_WHAT TO DO_
Write the material out again exactly as it stands.

[Records from a collection of figures]
####

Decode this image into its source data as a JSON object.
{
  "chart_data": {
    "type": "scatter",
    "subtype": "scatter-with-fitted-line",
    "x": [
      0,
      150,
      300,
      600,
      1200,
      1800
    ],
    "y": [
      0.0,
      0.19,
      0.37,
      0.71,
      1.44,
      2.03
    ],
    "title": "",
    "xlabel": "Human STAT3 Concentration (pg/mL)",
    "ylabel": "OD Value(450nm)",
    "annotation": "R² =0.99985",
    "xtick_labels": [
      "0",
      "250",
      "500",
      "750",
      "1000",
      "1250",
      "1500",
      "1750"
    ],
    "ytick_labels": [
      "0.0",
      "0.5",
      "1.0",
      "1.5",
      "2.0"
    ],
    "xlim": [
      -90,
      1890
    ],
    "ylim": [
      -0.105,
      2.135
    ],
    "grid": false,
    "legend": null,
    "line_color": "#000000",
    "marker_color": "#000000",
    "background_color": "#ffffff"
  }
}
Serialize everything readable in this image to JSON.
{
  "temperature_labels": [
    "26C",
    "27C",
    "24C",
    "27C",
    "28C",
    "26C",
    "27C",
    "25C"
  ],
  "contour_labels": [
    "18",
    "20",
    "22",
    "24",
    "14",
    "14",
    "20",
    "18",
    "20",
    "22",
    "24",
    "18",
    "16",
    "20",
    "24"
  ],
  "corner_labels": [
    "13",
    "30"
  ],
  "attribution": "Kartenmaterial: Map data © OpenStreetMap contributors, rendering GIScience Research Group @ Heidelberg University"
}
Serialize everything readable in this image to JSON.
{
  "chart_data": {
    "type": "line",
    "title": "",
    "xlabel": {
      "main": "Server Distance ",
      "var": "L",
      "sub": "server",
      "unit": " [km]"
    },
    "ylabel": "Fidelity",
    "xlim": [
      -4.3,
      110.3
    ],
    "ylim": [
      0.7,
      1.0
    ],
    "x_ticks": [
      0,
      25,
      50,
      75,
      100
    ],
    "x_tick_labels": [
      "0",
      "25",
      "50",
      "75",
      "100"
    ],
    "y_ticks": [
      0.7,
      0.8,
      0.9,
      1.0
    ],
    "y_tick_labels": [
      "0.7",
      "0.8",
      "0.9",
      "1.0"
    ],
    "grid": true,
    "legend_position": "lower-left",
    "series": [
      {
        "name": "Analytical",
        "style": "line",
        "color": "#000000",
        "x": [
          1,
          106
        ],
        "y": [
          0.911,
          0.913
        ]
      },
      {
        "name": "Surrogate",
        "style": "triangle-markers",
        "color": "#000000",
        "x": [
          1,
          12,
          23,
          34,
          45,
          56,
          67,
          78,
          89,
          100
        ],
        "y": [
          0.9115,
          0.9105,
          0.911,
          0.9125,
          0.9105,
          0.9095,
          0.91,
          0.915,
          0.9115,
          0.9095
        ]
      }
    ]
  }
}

####

_FINAL RESULT_
Decode this image into its source data as a JSON object.
{
  "chart_data": {
    "type": "scatter",
    "subtype": "scatter-with-fitted-line",
    "x": [
      0,
      150,
      300,
      600,
      1200,
      1800
    ],
    "y": [
      0.0,
      0.19,
      0.37,
      0.71,
      1.44,
      2.03
    ],
    "title": "",
    "xlabel": "Human STAT3 Concentration (pg/mL)",
    "ylabel": "OD Value(450nm)",
    "annotation": "R² =0.99985",
    "xtick_labels": [
      "0",
      "250",
      "500",
      "750",
      "1000",
      "1250",
      "1500",
      "1750"
    ],
    "ytick_labels": [
      "0.0",
      "0.5",
      "1.0",
      "1.5",
      "2.0"
    ],
    "xlim": [
      -90,
      1890
    ],
    "ylim": [
      -0.105,
      2.135
    ],
    "grid": false,
    "legend": null,
    "line_color": "#000000",
    "marker_color": "#000000",
    "background_color": "#ffffff"
  }
}
Serialize everything readable in this image to JSON.
{
  "temperature_labels": [
    "26C",
    "27C",
    "24C",
    "27C",
    "28C",
    "26C",
    "27C",
    "25C"
  ],
  "contour_labels": [
    "18",
    "20",
    "22",
    "24",
    "14",
    "14",
    "20",
    "18",
    "20",
    "22",
    "24",
    "18",
    "16",
    "20",
    "24"
  ],
  "corner_labels": [
    "13",
    "30"
  ],
  "attribution": "Kartenmaterial: Map data © OpenStreetMap contributors, rendering GIScience Research Group @ Heidelberg University"
}
Serialize everything readable in this image to JSON.
{
  "chart_data": {
    "type": "line",
    "title": "",
    "xlabel": {
      "main": "Server Distance ",
      "var": "L",
      "sub": "server",
      "unit": " [km]"
    },
    "ylabel": "Fidelity",
    "xlim": [
      -4.3,
      110.3
    ],
    "ylim": [
      0.7,
      1.0
    ],
    "x_ticks": [
      0,
      25,
      50,
      75,
      100
    ],
    "x_tick_labels": [
      "0",
      "25",
      "50",
      "75",
      "100"
    ],
    "y_ticks": [
      0.7,
      0.8,
      0.9,
      1.0
    ],
    "y_tick_labels": [
      "0.7",
      "0.8",
      "0.9",
      "1.0"
    ],
    "grid": true,
    "legend_position": "lower-left",
    "series": [
      {
        "name": "Analytical",
        "style": "line",
        "color": "#000000",
        "x": [
          1,
          106
        ],
        "y": [
          0.911,
          0.913
        ]
      },
      {
        "name": "Surrogate",
        "style": "triangle-markers",
        "color": "#000000",
        "x": [
          1,
          12,
          23,
          34,
          45,
          56,
          67,
          78,
          89,
          100
        ],
        "y": [
          0.9115,
          0.9105,
          0.911,
          0.9125,
          0.9105,
          0.9095,
          0.91,
          0.915,
          0.9115,
          0.9095
        ]
      }
    ]
  }
}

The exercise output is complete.